## START

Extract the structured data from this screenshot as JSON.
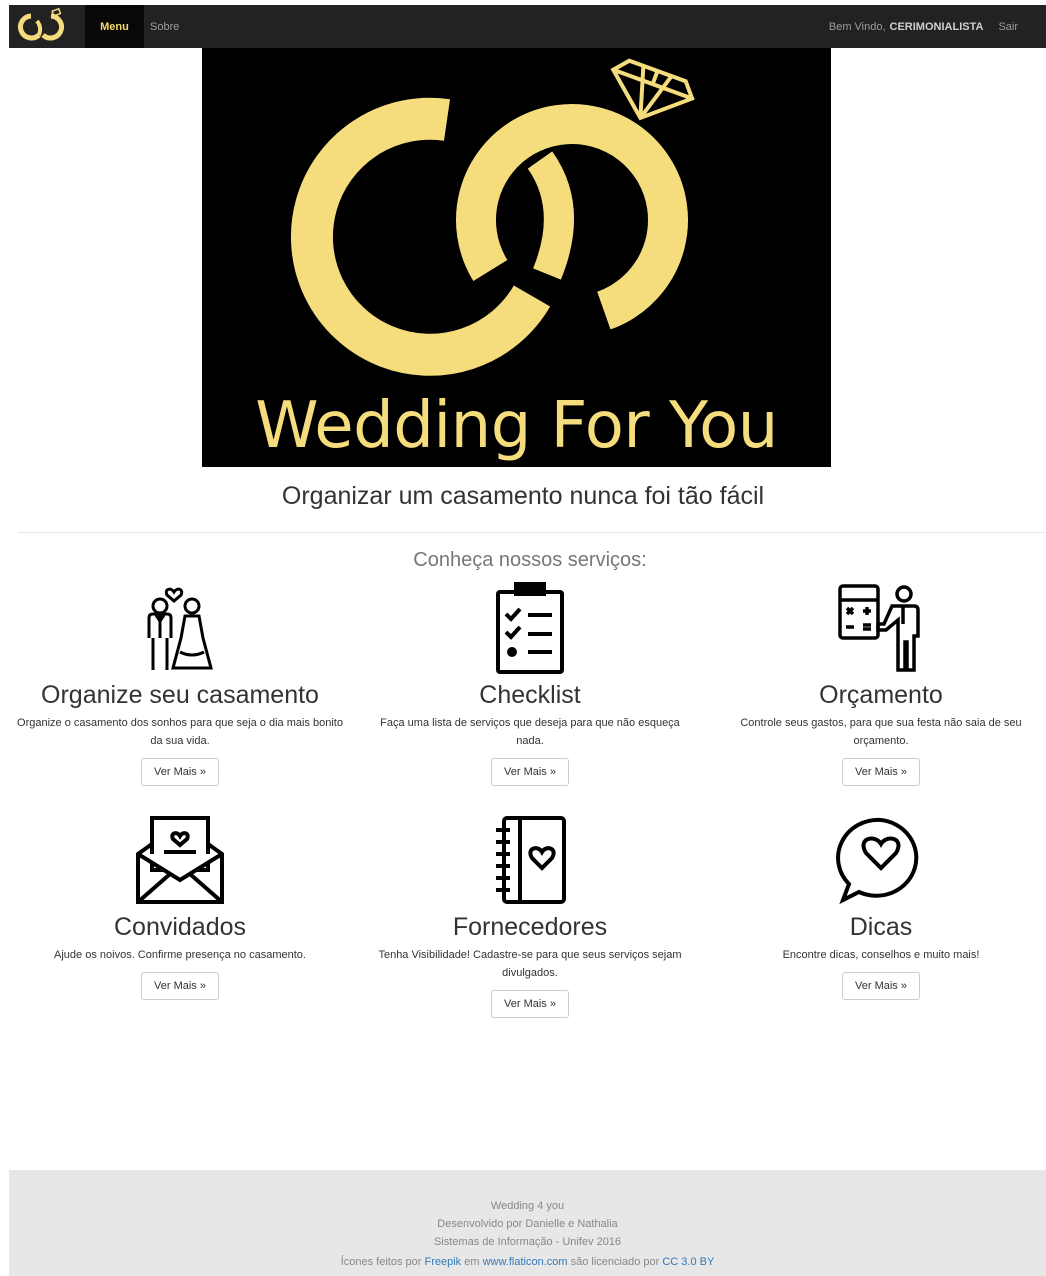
{
  "nav": {
    "menu": "Menu",
    "sobre": "Sobre",
    "welcome": "Bem Vindo,",
    "user": "CERIMONIALISTA",
    "logout": "Sair"
  },
  "hero": {
    "title": "Wedding For You",
    "slide_count": 6,
    "active_slide": 1
  },
  "tagline": "Organizar um casamento nunca foi tão fácil",
  "services_title": "Conheça nossos serviços:",
  "services": [
    {
      "title": "Organize seu casamento",
      "desc": "Organize o casamento dos sonhos para que seja o dia mais bonito da sua vida.",
      "button": "Ver Mais »",
      "icon": "bride-groom-icon"
    },
    {
      "title": "Checklist",
      "desc": "Faça uma lista de serviços que deseja para que não esqueça nada.",
      "button": "Ver Mais »",
      "icon": "checklist-icon"
    },
    {
      "title": "Orçamento",
      "desc": "Controle seus gastos, para que sua festa não saia de seu orçamento.",
      "button": "Ver Mais »",
      "icon": "budget-presenter-icon"
    },
    {
      "title": "Convidados",
      "desc": "Ajude os noivos. Confirme presença no casamento.",
      "button": "Ver Mais »",
      "icon": "invitation-envelope-icon"
    },
    {
      "title": "Fornecedores",
      "desc": "Tenha Visibilidade! Cadastre-se para que seus serviços sejam divulgados.",
      "button": "Ver Mais »",
      "icon": "notebook-heart-icon"
    },
    {
      "title": "Dicas",
      "desc": "Encontre dicas, conselhos e muito mais!",
      "button": "Ver Mais »",
      "icon": "speech-heart-icon"
    }
  ],
  "footer": {
    "line1": "Wedding 4 you",
    "line2": "Desenvolvido por Danielle e Nathalia",
    "line3": "Sistemas de Informação - Unifev 2016",
    "credit_prefix": "Ícones feitos por",
    "credit_author": "Freepik",
    "credit_mid": "em",
    "credit_site": "www.flaticon.com",
    "credit_mid2": "são licenciado por",
    "credit_license": "CC 3.0 BY"
  },
  "colors": {
    "brand_gold": "#f5dc7c",
    "navbar": "#222222",
    "link": "#337ab7"
  }
}
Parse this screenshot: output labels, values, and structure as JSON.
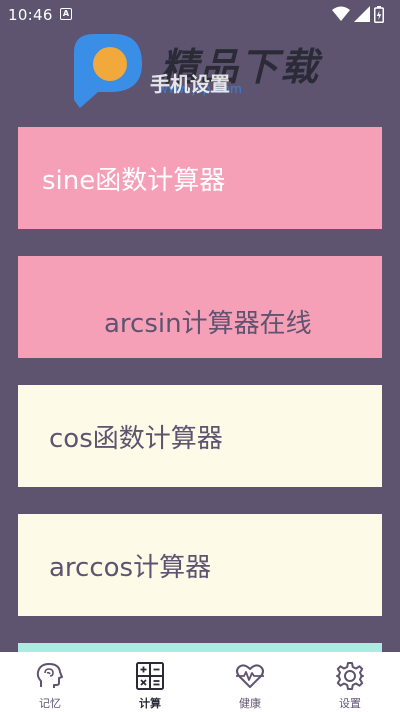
{
  "status_bar": {
    "time": "10:46",
    "app_icon_letter": "A"
  },
  "watermark": {
    "brand": "精品下载",
    "url": "www.jsp.com"
  },
  "header": {
    "title": "手机设置"
  },
  "cards": [
    {
      "label": "sine函数计算器",
      "color": "#f6a0b8"
    },
    {
      "label": "arcsin计算器在线",
      "color": "#f6a0b8"
    },
    {
      "label": "cos函数计算器",
      "color": "#fdfae8"
    },
    {
      "label": "arccos计算器",
      "color": "#fdfae8"
    },
    {
      "label": "",
      "color": "#a8ece2"
    }
  ],
  "bottom_nav": {
    "items": [
      {
        "label": "记忆",
        "icon": "brain-head-icon"
      },
      {
        "label": "计算",
        "icon": "calculator-icon",
        "active": true
      },
      {
        "label": "健康",
        "icon": "heart-pulse-icon"
      },
      {
        "label": "设置",
        "icon": "gear-icon"
      }
    ]
  },
  "colors": {
    "background": "#5e5470",
    "pink": "#f6a0b8",
    "cream": "#fdfae8",
    "mint": "#a8ece2"
  }
}
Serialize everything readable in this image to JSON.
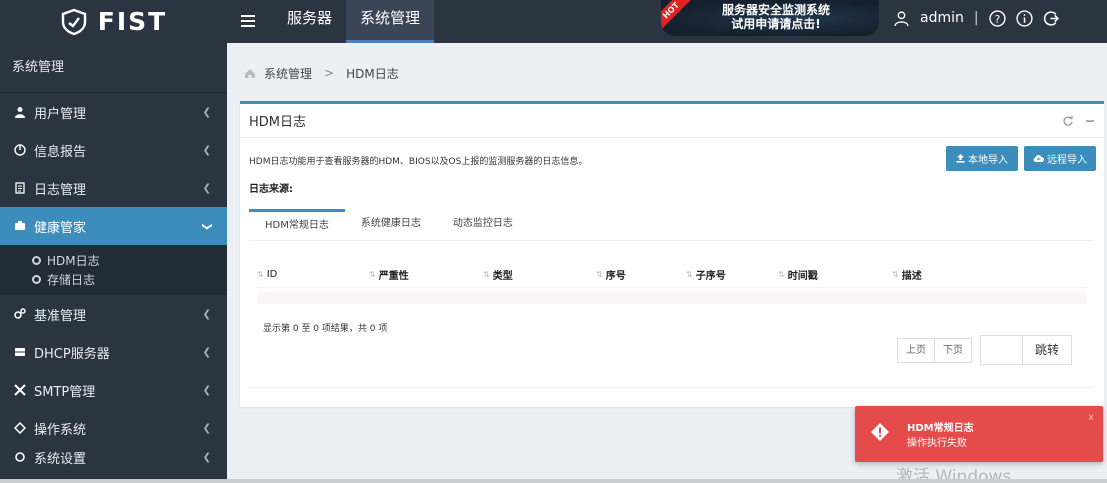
{
  "app": {
    "logo_text": "FIST"
  },
  "top_nav": {
    "items": [
      {
        "label": "服务器"
      },
      {
        "label": "系统管理"
      }
    ]
  },
  "promo": {
    "badge": "HOT",
    "line1": "服务器安全监测系统",
    "line2": "试用申请请点击!"
  },
  "user": {
    "name": "admin",
    "separator": "|"
  },
  "sidebar": {
    "title": "系统管理",
    "items": [
      {
        "label": "用户管理",
        "icon": "user-icon"
      },
      {
        "label": "信息报告",
        "icon": "report-icon"
      },
      {
        "label": "日志管理",
        "icon": "log-icon"
      },
      {
        "label": "健康管家",
        "icon": "health-icon"
      },
      {
        "label": "基准管理",
        "icon": "gears-icon"
      },
      {
        "label": "DHCP服务器",
        "icon": "server-icon"
      },
      {
        "label": "SMTP管理",
        "icon": "tools-icon"
      },
      {
        "label": "操作系统",
        "icon": "os-icon"
      },
      {
        "label": "系统设置",
        "icon": "settings-icon"
      }
    ],
    "sub_items": [
      {
        "label": "HDM日志"
      },
      {
        "label": "存储日志"
      }
    ]
  },
  "breadcrumb": {
    "root": "系统管理",
    "sep": ">",
    "current": "HDM日志"
  },
  "panel": {
    "title": "HDM日志",
    "description": "HDM日志功能用于查看服务器的HDM、BIOS以及OS上报的监测服务器的日志信息。",
    "source_label": "日志来源:",
    "buttons": {
      "local_import": "本地导入",
      "remote_import": "远程导入"
    },
    "tabs": [
      {
        "label": "HDM常规日志"
      },
      {
        "label": "系统健康日志"
      },
      {
        "label": "动态监控日志"
      }
    ],
    "columns": [
      "ID",
      "严重性",
      "类型",
      "序号",
      "子序号",
      "时间戳",
      "描述"
    ],
    "summary": "显示第 0 至 0 项结果，共 0 项",
    "pager": {
      "prev": "上页",
      "next": "下页",
      "go": "跳转"
    }
  },
  "toast": {
    "title": "HDM常规日志",
    "message": "操作执行失败",
    "close": "x"
  },
  "watermark": "激活 Windows",
  "colors": {
    "topbar": "#2b3542",
    "accent": "#3c8dbc",
    "toast": "#e54b4b"
  }
}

## END

§ **Aim**
Pictures are to be left out; the records above must be repeated word for word.

§ **Solution**
Extract the structured data from this screenshot as JSON.
{
  "nav": {
    "menu": "Menu",
    "sobre": "Sobre",
    "welcome": "Bem Vindo,",
    "user": "CERIMONIALISTA",
    "logout": "Sair"
  },
  "hero": {
    "title": "Wedding For You",
    "slide_count": 6,
    "active_slide": 1
  },
  "tagline": "Organizar um casamento nunca foi tão fácil",
  "services_title": "Conheça nossos serviços:",
  "services": [
    {
      "title": "Organize seu casamento",
      "desc": "Organize o casamento dos sonhos para que seja o dia mais bonito da sua vida.",
      "button": "Ver Mais »",
      "icon": "bride-groom-icon"
    },
    {
      "title": "Checklist",
      "desc": "Faça uma lista de serviços que deseja para que não esqueça nada.",
      "button": "Ver Mais »",
      "icon": "checklist-icon"
    },
    {
      "title": "Orçamento",
      "desc": "Controle seus gastos, para que sua festa não saia de seu orçamento.",
      "button": "Ver Mais »",
      "icon": "budget-presenter-icon"
    },
    {
      "title": "Convidados",
      "desc": "Ajude os noivos. Confirme presença no casamento.",
      "button": "Ver Mais »",
      "icon": "invitation-envelope-icon"
    },
    {
      "title": "Fornecedores",
      "desc": "Tenha Visibilidade! Cadastre-se para que seus serviços sejam divulgados.",
      "button": "Ver Mais »",
      "icon": "notebook-heart-icon"
    },
    {
      "title": "Dicas",
      "desc": "Encontre dicas, conselhos e muito mais!",
      "button": "Ver Mais »",
      "icon": "speech-heart-icon"
    }
  ],
  "footer": {
    "line1": "Wedding 4 you",
    "line2": "Desenvolvido por Danielle e Nathalia",
    "line3": "Sistemas de Informação - Unifev 2016",
    "credit_prefix": "Ícones feitos por",
    "credit_author": "Freepik",
    "credit_mid": "em",
    "credit_site": "www.flaticon.com",
    "credit_mid2": "são licenciado por",
    "credit_license": "CC 3.0 BY"
  },
  "colors": {
    "brand_gold": "#f5dc7c",
    "navbar": "#222222",
    "link": "#337ab7"
  }
}
Parse this screenshot: output labels, values, and structure as JSON.
{
  "status_bar": {
    "time": "10:46",
    "app_icon_letter": "A"
  },
  "watermark": {
    "brand": "精品下载",
    "url": "www.jsp.com"
  },
  "header": {
    "title": "手机设置"
  },
  "cards": [
    {
      "label": "sine函数计算器",
      "color": "#f6a0b8"
    },
    {
      "label": "arcsin计算器在线",
      "color": "#f6a0b8"
    },
    {
      "label": "cos函数计算器",
      "color": "#fdfae8"
    },
    {
      "label": "arccos计算器",
      "color": "#fdfae8"
    },
    {
      "label": "",
      "color": "#a8ece2"
    }
  ],
  "bottom_nav": {
    "items": [
      {
        "label": "记忆",
        "icon": "brain-head-icon"
      },
      {
        "label": "计算",
        "icon": "calculator-icon",
        "active": true
      },
      {
        "label": "健康",
        "icon": "heart-pulse-icon"
      },
      {
        "label": "设置",
        "icon": "gear-icon"
      }
    ]
  },
  "colors": {
    "background": "#5e5470",
    "pink": "#f6a0b8",
    "cream": "#fdfae8",
    "mint": "#a8ece2"
  }
}
Serialize everything readable in this image to JSON.
{
  "app": {
    "logo_text": "FIST"
  },
  "top_nav": {
    "items": [
      {
        "label": "服务器"
      },
      {
        "label": "系统管理"
      }
    ]
  },
  "promo": {
    "badge": "HOT",
    "line1": "服务器安全监测系统",
    "line2": "试用申请请点击!"
  },
  "user": {
    "name": "admin",
    "separator": "|"
  },
  "sidebar": {
    "title": "系统管理",
    "items": [
      {
        "label": "用户管理",
        "icon": "user-icon"
      },
      {
        "label": "信息报告",
        "icon": "report-icon"
      },
      {
        "label": "日志管理",
        "icon": "log-icon"
      },
      {
        "label": "健康管家",
        "icon": "health-icon"
      },
      {
        "label": "基准管理",
        "icon": "gears-icon"
      },
      {
        "label": "DHCP服务器",
        "icon": "server-icon"
      },
      {
        "label": "SMTP管理",
        "icon": "tools-icon"
      },
      {
        "label": "操作系统",
        "icon": "os-icon"
      },
      {
        "label": "系统设置",
        "icon": "settings-icon"
      }
    ],
    "sub_items": [
      {
        "label": "HDM日志"
      },
      {
        "label": "存储日志"
      }
    ]
  },
  "breadcrumb": {
    "root": "系统管理",
    "sep": ">",
    "current": "HDM日志"
  },
  "panel": {
    "title": "HDM日志",
    "description": "HDM日志功能用于查看服务器的HDM、BIOS以及OS上报的监测服务器的日志信息。",
    "source_label": "日志来源:",
    "buttons": {
      "local_import": "本地导入",
      "remote_import": "远程导入"
    },
    "tabs": [
      {
        "label": "HDM常规日志"
      },
      {
        "label": "系统健康日志"
      },
      {
        "label": "动态监控日志"
      }
    ],
    "columns": [
      "ID",
      "严重性",
      "类型",
      "序号",
      "子序号",
      "时间戳",
      "描述"
    ],
    "summary": "显示第 0 至 0 项结果，共 0 项",
    "pager": {
      "prev": "上页",
      "next": "下页",
      "go": "跳转"
    }
  },
  "toast": {
    "title": "HDM常规日志",
    "message": "操作执行失败",
    "close": "x"
  },
  "watermark": "激活 Windows",
  "colors": {
    "topbar": "#2b3542",
    "accent": "#3c8dbc",
    "toast": "#e54b4b"
  }
}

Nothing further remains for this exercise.